Without omitting anything, return the records precisely as given.
• • • • • • •
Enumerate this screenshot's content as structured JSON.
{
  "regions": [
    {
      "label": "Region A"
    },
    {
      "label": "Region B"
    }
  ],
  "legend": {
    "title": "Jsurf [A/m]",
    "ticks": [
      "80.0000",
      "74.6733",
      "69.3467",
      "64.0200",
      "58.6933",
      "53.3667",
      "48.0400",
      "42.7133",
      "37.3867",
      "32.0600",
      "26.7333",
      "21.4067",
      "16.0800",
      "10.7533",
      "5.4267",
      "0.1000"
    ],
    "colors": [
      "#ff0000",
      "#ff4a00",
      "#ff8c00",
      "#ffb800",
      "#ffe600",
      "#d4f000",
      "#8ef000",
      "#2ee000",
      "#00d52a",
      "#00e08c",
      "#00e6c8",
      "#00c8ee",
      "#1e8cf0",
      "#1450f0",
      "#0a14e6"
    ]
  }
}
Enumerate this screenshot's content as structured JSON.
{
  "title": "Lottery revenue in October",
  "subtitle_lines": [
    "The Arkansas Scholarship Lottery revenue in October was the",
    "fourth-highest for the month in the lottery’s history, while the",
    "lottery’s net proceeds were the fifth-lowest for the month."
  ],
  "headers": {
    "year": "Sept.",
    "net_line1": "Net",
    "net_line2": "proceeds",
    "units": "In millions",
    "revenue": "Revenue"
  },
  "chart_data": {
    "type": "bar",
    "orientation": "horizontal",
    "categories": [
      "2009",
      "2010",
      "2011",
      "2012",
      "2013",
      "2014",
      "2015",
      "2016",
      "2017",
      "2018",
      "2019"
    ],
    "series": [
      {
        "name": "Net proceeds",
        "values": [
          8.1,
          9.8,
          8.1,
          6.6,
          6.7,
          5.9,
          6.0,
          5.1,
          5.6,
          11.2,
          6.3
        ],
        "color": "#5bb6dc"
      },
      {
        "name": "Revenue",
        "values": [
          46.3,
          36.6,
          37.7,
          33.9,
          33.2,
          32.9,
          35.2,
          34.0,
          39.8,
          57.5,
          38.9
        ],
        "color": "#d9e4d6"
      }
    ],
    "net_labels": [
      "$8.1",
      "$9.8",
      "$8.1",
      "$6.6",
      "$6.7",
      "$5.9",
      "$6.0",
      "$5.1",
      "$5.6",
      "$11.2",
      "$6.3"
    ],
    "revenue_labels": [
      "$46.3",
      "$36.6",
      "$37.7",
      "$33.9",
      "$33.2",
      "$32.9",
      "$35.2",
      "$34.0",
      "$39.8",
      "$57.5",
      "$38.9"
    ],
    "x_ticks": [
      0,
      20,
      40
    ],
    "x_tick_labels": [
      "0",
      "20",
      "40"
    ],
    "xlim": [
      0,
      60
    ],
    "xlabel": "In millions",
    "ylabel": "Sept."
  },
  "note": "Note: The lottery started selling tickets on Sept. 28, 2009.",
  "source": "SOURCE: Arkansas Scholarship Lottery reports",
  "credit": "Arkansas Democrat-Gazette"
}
• • • • • • •
SOLUTION BELOW
Enumerate this screenshot's content as structured JSON.
{
  "regions": [
    {
      "label": "Region A"
    },
    {
      "label": "Region B"
    }
  ],
  "legend": {
    "title": "Jsurf [A/m]",
    "ticks": [
      "80.0000",
      "74.6733",
      "69.3467",
      "64.0200",
      "58.6933",
      "53.3667",
      "48.0400",
      "42.7133",
      "37.3867",
      "32.0600",
      "26.7333",
      "21.4067",
      "16.0800",
      "10.7533",
      "5.4267",
      "0.1000"
    ],
    "colors": [
      "#ff0000",
      "#ff4a00",
      "#ff8c00",
      "#ffb800",
      "#ffe600",
      "#d4f000",
      "#8ef000",
      "#2ee000",
      "#00d52a",
      "#00e08c",
      "#00e6c8",
      "#00c8ee",
      "#1e8cf0",
      "#1450f0",
      "#0a14e6"
    ]
  }
}
Enumerate this screenshot's content as structured JSON.
{
  "title": "Lottery revenue in October",
  "subtitle_lines": [
    "The Arkansas Scholarship Lottery revenue in October was the",
    "fourth-highest for the month in the lottery’s history, while the",
    "lottery’s net proceeds were the fifth-lowest for the month."
  ],
  "headers": {
    "year": "Sept.",
    "net_line1": "Net",
    "net_line2": "proceeds",
    "units": "In millions",
    "revenue": "Revenue"
  },
  "chart_data": {
    "type": "bar",
    "orientation": "horizontal",
    "categories": [
      "2009",
      "2010",
      "2011",
      "2012",
      "2013",
      "2014",
      "2015",
      "2016",
      "2017",
      "2018",
      "2019"
    ],
    "series": [
      {
        "name": "Net proceeds",
        "values": [
          8.1,
          9.8,
          8.1,
          6.6,
          6.7,
          5.9,
          6.0,
          5.1,
          5.6,
          11.2,
          6.3
        ],
        "color": "#5bb6dc"
      },
      {
        "name": "Revenue",
        "values": [
          46.3,
          36.6,
          37.7,
          33.9,
          33.2,
          32.9,
          35.2,
          34.0,
          39.8,
          57.5,
          38.9
        ],
        "color": "#d9e4d6"
      }
    ],
    "net_labels": [
      "$8.1",
      "$9.8",
      "$8.1",
      "$6.6",
      "$6.7",
      "$5.9",
      "$6.0",
      "$5.1",
      "$5.6",
      "$11.2",
      "$6.3"
    ],
    "revenue_labels": [
      "$46.3",
      "$36.6",
      "$37.7",
      "$33.9",
      "$33.2",
      "$32.9",
      "$35.2",
      "$34.0",
      "$39.8",
      "$57.5",
      "$38.9"
    ],
    "x_ticks": [
      0,
      20,
      40
    ],
    "x_tick_labels": [
      "0",
      "20",
      "40"
    ],
    "xlim": [
      0,
      60
    ],
    "xlabel": "In millions",
    "ylabel": "Sept."
  },
  "note": "Note: The lottery started selling tickets on Sept. 28, 2009.",
  "source": "SOURCE: Arkansas Scholarship Lottery reports",
  "credit": "Arkansas Democrat-Gazette"
}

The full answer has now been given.